Records from a collection:
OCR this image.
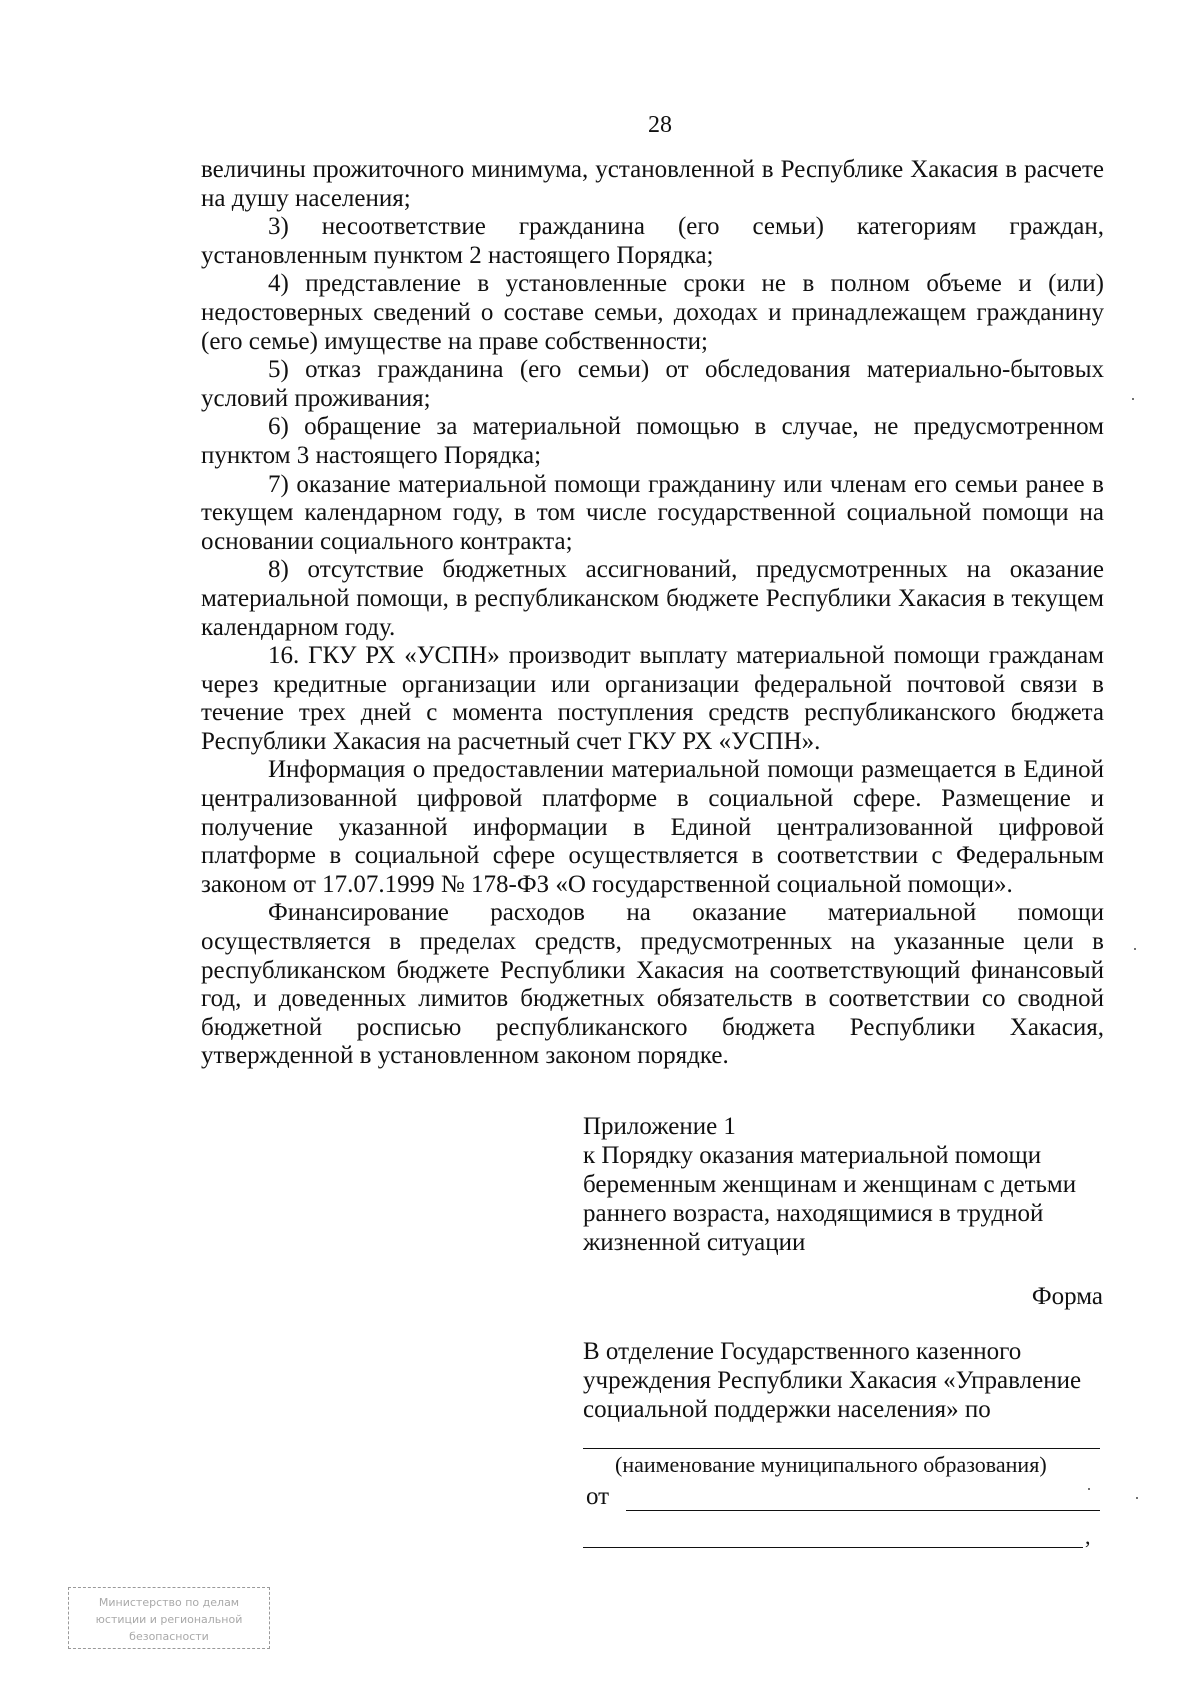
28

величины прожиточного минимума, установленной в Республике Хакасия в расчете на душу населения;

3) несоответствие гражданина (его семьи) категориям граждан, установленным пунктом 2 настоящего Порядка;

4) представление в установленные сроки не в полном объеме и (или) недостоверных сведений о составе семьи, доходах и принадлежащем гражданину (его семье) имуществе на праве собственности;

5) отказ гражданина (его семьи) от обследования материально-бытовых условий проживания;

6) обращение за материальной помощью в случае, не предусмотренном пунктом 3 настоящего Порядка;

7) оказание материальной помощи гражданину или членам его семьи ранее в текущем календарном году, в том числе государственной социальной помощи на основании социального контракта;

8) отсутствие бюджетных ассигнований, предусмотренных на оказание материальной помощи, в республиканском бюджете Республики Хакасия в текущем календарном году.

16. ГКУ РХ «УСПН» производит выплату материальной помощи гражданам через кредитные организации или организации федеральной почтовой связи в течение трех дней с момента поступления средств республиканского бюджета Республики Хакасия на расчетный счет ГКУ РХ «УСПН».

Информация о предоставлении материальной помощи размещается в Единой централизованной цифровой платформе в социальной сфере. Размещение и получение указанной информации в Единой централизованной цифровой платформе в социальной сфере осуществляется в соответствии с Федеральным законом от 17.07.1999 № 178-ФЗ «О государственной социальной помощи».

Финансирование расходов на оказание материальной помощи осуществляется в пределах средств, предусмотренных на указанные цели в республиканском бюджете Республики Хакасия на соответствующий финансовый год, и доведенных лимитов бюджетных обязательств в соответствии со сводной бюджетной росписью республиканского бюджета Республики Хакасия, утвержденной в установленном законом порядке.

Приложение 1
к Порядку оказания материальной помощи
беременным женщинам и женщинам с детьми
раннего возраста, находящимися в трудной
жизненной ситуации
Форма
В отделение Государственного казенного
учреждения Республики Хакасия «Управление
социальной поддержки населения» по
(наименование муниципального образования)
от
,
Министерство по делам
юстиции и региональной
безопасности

==

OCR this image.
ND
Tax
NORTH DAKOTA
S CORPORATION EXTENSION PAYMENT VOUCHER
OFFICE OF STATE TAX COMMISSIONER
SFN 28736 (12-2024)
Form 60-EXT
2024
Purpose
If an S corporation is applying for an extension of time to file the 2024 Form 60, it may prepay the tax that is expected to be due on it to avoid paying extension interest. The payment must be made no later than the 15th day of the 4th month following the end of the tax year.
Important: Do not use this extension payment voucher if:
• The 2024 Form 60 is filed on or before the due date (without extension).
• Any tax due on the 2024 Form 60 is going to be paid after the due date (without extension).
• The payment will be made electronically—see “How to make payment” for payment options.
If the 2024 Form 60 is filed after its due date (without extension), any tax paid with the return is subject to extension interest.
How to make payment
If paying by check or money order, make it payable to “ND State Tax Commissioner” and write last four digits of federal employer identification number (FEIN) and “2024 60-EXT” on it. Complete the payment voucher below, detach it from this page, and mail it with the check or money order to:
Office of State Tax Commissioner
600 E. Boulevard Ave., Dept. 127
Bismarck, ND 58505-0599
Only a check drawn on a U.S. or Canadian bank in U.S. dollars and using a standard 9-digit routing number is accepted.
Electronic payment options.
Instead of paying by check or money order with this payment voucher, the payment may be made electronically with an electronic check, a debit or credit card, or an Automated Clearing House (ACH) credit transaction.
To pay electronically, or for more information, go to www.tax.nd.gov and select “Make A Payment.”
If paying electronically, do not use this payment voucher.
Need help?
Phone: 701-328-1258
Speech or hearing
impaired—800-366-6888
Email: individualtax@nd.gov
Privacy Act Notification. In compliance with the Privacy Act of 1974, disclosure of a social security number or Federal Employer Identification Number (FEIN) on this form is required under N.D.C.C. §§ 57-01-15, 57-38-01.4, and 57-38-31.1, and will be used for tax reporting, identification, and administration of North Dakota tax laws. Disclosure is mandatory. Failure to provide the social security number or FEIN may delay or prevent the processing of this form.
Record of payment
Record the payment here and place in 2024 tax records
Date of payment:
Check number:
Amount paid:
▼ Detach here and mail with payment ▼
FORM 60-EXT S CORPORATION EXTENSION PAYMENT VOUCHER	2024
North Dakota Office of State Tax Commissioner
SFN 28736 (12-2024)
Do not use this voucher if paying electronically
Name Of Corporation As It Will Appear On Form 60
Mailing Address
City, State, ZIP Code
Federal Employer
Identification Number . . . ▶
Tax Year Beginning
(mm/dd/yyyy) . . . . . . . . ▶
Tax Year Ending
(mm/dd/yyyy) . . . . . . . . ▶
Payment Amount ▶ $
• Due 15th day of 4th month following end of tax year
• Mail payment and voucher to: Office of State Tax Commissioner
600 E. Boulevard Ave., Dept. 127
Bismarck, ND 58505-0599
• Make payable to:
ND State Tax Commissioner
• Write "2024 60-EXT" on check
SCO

EXERCISE INSTRUCTIONS: Where a line of the entries contains the word "order", copy that line.

TASK RESULT:
If paying by check or money order, make it payable to “ND State Tax Commissioner” and write last four digits of federal employer identification number (FEIN) and “2024 60-EXT” on it. Complete the payment voucher below, detach it from this page, and mail it with the check or money order to:
Instead of paying by check or money order with this payment voucher, the payment may be made electronically with an electronic check, a debit or credit card, or an Automated Clearing House (ACH) credit transaction.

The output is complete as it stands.